* begin ITEMS *

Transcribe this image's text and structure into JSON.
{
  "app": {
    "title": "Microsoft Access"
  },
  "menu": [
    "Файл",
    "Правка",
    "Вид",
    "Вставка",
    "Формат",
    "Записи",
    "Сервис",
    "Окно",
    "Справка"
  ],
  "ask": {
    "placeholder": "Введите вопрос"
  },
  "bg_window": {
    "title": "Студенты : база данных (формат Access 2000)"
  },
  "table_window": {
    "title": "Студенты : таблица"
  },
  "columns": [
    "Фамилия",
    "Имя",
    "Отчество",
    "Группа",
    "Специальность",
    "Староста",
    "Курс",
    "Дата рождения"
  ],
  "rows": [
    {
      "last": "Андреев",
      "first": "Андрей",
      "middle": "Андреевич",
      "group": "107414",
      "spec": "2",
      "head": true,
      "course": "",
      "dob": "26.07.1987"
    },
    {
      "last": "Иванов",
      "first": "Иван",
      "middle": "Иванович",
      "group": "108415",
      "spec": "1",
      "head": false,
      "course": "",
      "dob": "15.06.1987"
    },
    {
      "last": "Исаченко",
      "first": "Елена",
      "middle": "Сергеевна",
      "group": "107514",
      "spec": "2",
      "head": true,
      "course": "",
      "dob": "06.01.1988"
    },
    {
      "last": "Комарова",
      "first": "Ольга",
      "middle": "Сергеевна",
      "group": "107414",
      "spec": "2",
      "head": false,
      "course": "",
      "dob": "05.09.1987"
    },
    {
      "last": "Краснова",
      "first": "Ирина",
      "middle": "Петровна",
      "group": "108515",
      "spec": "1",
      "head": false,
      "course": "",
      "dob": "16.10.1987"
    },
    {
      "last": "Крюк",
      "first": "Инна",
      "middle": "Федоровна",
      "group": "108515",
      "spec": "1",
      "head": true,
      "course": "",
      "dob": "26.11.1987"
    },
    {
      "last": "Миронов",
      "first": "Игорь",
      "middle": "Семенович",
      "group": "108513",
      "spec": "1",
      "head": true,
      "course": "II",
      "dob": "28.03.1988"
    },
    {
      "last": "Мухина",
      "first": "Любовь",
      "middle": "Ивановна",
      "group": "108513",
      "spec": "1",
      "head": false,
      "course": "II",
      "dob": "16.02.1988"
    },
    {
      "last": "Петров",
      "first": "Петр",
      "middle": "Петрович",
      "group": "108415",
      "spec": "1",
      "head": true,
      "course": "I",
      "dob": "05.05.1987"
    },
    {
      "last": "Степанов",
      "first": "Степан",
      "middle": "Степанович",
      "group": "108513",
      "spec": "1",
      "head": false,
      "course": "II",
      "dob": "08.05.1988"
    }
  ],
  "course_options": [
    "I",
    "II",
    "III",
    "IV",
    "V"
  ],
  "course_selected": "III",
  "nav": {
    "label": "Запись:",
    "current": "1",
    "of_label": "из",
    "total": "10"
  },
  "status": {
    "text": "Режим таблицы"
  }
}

* end ITEMS *

YOUR OBJECTIVE
Go over the records above and tally the lines with the word "first" in them. Give the number alone.

COMPLETED EXERCISE
10